# [INSTRUCTIONS TO FOLLOW]
Show every line that has the string "Trần" in it.

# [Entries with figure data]
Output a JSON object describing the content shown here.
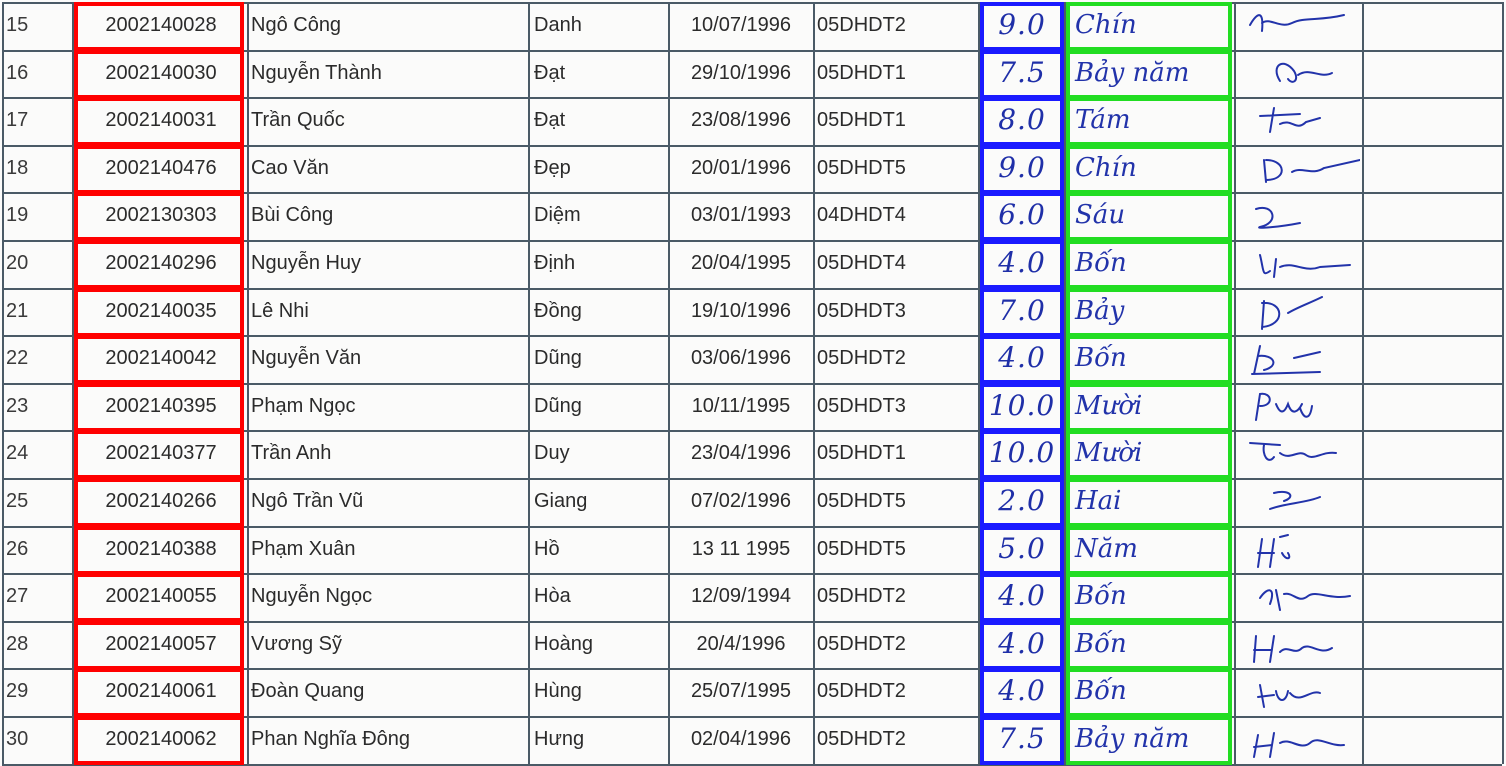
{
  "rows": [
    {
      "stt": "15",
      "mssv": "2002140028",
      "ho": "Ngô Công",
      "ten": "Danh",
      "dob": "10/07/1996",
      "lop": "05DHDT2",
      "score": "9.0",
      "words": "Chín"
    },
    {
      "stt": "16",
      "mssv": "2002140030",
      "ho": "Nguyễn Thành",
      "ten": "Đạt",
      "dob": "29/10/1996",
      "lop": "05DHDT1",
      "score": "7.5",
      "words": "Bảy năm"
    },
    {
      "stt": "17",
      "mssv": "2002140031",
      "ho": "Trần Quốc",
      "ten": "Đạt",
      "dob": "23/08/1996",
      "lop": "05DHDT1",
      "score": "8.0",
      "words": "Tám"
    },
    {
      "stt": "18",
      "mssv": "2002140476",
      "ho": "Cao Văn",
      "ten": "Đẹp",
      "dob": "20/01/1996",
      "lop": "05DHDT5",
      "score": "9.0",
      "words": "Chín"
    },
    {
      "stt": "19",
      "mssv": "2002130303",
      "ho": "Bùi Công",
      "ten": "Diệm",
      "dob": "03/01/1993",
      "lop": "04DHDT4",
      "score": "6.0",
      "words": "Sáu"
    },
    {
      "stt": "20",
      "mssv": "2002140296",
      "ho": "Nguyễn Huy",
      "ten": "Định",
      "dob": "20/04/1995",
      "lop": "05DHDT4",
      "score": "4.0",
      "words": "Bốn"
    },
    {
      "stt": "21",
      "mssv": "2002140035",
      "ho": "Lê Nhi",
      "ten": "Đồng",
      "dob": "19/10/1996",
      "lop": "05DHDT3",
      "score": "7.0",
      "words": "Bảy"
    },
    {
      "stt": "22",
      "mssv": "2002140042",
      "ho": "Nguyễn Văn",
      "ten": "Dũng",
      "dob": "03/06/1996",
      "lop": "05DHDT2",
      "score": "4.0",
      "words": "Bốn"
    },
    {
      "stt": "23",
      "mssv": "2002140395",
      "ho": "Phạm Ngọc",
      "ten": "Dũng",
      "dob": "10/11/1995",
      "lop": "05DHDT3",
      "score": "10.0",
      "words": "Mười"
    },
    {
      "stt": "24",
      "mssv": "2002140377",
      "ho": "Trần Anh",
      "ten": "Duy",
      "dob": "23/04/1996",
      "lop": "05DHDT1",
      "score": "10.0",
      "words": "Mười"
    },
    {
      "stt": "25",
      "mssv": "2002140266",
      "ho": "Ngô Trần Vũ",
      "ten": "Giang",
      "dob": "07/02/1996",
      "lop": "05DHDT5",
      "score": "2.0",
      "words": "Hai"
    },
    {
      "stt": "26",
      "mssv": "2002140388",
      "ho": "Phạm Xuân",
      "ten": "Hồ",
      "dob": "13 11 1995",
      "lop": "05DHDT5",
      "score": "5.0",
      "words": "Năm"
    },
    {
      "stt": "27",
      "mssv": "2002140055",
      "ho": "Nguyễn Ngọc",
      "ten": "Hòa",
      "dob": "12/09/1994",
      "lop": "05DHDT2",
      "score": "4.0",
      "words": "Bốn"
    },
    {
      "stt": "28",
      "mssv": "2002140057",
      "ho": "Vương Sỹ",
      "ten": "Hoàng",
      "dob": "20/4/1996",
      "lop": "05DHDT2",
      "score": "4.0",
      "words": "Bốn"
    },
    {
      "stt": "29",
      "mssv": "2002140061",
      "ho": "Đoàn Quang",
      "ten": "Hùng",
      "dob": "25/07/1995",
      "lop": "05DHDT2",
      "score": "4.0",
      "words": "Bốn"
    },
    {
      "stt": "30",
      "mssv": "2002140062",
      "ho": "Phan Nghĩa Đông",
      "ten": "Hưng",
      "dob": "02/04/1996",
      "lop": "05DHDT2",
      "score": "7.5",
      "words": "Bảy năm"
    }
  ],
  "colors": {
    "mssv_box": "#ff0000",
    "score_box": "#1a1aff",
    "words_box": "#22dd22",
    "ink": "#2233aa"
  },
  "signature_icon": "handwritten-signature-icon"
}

# [SOLUTION TO THIS TASK]
      "ho": "Trần Quốc",
      "ho": "Trần Anh",
      "ho": "Ngô Trần Vũ",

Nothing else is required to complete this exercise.